» **EXERCISE GOAL**:
Return each line containing "kuvati".

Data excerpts
***

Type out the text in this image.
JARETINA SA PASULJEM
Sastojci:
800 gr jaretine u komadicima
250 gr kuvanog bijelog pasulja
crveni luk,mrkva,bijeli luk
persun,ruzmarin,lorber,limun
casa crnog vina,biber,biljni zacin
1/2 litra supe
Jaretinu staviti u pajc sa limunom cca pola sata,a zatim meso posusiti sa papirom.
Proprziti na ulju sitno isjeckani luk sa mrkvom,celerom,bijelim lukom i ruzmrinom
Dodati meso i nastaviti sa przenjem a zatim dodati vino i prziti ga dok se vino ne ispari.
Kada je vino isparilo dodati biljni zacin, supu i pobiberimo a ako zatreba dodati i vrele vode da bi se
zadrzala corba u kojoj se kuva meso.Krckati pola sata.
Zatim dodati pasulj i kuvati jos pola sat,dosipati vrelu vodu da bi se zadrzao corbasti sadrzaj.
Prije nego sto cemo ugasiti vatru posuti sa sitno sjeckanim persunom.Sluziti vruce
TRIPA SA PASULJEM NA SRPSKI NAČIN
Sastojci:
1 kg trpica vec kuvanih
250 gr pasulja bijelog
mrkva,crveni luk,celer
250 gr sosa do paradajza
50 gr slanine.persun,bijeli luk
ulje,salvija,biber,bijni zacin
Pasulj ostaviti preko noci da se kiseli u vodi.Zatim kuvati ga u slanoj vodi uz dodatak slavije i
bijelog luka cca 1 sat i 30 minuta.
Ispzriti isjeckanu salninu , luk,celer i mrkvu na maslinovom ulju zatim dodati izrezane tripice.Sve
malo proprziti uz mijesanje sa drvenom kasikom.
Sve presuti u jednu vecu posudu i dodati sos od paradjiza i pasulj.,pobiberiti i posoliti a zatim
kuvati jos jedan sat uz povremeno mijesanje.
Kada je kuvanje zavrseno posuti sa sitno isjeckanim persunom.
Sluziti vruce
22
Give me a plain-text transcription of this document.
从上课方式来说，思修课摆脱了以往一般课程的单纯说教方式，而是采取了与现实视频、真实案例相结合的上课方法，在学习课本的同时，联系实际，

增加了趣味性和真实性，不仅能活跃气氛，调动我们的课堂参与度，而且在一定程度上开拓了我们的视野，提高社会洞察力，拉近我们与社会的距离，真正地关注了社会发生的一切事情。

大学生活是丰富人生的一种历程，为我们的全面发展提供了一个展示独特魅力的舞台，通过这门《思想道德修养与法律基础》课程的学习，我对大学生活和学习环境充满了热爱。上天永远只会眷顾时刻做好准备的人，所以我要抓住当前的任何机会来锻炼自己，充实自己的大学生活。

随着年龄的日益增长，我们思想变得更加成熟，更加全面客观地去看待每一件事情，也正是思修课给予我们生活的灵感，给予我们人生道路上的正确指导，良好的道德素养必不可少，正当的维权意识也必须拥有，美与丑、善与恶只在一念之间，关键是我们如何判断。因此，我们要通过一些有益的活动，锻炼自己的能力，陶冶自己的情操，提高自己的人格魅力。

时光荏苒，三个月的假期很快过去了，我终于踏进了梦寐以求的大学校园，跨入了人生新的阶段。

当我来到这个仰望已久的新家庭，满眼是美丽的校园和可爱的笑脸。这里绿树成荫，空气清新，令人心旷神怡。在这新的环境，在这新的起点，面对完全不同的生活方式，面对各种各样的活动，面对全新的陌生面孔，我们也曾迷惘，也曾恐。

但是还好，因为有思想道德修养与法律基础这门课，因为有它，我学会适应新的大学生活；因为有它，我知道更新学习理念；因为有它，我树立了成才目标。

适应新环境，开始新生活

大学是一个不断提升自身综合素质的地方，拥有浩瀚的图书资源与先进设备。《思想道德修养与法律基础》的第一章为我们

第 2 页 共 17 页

***

» **SOLUTION BELOW**:
Zatim dodati pasulj i kuvati jos pola sat,dosipati vrelu vodu da bi se zadrzao corbasti sadrzaj.
Pasulj ostaviti preko noci da se kiseli u vodi.Zatim kuvati ga u slanoj vodi uz dodatak slavije i
kuvati jos jedan sat uz povremeno mijesanje.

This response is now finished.